ETA
06.06.07 @ 21:29:08. Archivado en Actualidad
No hay movimiento nacionalista que no tienda a conseguir la independencia política de la nación cultural que reivindica, pues este sentir es consustancial a la razón de la que trae causa, lo que no significa que cualquier defensor nacionalista de la independencia de su terruño no tenga todo el derecho y la legitimidad que la ley le confiere de intentar conseguir su romántico objetivo. ¡¿Cómo no?!
Quienes puedan sentirse agraviados por las consecuencias de la implementación de una política nacionalista, no tienen otra vía para combatirla que la ley y muy especialmente la libertad. Es particularmente característico de las ideologías nacionalistas, empezando por la españolista, sentir vértigo con los deseos de libertad civil y política de la sociedad donde se desarrollan, por lo que pretenden en ocasiones apartarla para que en el cauce de la vida cotidiana sólo corran las aguas que ellas mismos vierten, casi siempre contaminadas de su propia medicina. Así, la limpieza ecológica del caudal por medio de la libertad para conocer lo alternativo y, después de conocido, la libertad de actuar, son los más eficaces antídotos que tal causa pseudofascistoide puede tener enfrente. Garanticemos la libertad y la universalidad, y toda causa nacionalista desaparecerá con el tiempo.

--

_QUÉ SE PIDE_: Extrae sin cambios el fragmento del texto sobre el nacionalismo que arranca en las palabras "Quienes puedan sentirse" y acaba después de "con el tiempo.". Los datos no tienen ningún papel en esto.

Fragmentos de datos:

--

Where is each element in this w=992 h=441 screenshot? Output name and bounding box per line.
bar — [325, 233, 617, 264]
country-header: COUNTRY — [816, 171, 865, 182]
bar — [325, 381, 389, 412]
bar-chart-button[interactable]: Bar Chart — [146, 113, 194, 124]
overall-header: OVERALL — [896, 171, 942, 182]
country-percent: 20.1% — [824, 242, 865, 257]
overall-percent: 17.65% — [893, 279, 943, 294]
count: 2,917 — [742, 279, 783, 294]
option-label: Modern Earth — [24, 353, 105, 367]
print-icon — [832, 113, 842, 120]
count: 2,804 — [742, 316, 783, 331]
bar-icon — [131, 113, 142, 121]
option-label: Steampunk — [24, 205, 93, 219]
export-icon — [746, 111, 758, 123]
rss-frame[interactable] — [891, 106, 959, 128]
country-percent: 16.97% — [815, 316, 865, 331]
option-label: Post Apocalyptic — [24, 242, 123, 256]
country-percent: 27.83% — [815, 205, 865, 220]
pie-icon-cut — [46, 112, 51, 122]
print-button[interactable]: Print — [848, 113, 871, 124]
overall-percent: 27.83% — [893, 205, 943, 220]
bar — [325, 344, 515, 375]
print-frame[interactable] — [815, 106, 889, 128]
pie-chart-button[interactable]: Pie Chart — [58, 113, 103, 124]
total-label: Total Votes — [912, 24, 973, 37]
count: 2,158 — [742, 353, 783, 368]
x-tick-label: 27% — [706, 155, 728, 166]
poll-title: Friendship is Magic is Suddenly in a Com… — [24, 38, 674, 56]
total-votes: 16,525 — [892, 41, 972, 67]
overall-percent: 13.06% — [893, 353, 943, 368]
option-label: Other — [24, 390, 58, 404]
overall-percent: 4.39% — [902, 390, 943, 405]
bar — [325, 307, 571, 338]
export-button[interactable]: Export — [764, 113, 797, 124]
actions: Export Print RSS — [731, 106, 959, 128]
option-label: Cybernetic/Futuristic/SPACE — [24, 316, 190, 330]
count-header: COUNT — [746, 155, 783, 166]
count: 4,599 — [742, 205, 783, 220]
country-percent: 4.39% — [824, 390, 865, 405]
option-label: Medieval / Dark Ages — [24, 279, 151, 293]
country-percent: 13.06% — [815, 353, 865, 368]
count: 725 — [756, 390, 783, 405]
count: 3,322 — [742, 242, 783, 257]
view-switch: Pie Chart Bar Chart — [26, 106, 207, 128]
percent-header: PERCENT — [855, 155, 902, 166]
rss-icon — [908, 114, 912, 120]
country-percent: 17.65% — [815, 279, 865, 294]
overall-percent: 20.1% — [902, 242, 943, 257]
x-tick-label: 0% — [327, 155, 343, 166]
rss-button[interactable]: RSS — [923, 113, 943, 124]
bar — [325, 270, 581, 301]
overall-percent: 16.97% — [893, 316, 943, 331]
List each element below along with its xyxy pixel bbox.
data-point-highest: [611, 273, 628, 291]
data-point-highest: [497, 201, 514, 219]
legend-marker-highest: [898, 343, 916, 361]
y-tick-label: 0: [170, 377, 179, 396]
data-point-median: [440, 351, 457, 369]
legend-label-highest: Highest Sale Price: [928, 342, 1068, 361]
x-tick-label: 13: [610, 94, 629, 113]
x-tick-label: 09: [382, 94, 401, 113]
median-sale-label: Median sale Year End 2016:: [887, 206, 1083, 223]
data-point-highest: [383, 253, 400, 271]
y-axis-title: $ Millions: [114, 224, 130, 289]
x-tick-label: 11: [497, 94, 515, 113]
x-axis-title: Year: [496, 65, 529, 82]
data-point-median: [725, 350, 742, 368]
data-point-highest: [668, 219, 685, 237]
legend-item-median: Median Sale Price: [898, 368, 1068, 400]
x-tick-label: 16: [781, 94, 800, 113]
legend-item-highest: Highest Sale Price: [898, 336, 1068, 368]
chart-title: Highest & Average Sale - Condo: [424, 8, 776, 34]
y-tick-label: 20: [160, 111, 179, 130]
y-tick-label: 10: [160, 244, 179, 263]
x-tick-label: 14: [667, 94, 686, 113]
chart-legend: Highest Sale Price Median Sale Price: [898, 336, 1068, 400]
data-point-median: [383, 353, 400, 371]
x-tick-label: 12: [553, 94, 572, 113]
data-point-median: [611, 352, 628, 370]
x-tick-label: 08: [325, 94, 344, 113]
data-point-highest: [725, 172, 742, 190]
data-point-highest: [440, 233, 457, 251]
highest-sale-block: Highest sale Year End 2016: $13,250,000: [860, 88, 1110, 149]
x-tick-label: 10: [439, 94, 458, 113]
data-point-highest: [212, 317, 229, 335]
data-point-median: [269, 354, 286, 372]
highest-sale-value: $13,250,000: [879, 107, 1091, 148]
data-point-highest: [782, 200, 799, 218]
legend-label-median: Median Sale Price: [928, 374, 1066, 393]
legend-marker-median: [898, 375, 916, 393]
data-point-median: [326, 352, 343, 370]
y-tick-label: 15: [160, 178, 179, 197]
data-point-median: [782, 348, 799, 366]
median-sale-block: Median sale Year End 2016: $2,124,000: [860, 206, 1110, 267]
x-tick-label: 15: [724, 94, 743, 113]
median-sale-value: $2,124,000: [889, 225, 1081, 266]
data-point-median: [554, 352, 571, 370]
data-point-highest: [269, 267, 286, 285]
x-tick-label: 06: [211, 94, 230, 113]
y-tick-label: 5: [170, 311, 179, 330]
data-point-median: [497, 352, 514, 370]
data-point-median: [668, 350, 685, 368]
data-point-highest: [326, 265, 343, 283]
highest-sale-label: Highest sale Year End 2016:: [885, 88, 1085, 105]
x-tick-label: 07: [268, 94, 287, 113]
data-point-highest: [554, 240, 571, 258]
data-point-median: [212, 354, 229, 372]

--

_RESPUESTA_:
Quienes puedan sentirse agraviados por las consecuencias de la implementación de una política nacionalista, no tienen otra vía para combatirla que la ley y muy especialmente la libertad. Es particularmente característico de las ideologías nacionalistas, empezando por la españolista, sentir vértigo con los deseos de libertad civil y política de la sociedad donde se desarrollan, por lo que pretenden en ocasiones apartarla para que en el cauce de la vida cotidiana sólo corran las aguas que ellas mismos vierten, casi siempre contaminadas de su propia medicina. Así, la limpieza ecológica del caudal por medio de la libertad para conocer lo alternativo y, después de conocido, la libertad de actuar, son los más eficaces antídotos que tal causa pseudofascistoide puede tener enfrente. Garanticemos la libertad y la universalidad, y toda causa nacionalista desaparecerá con el tiempo.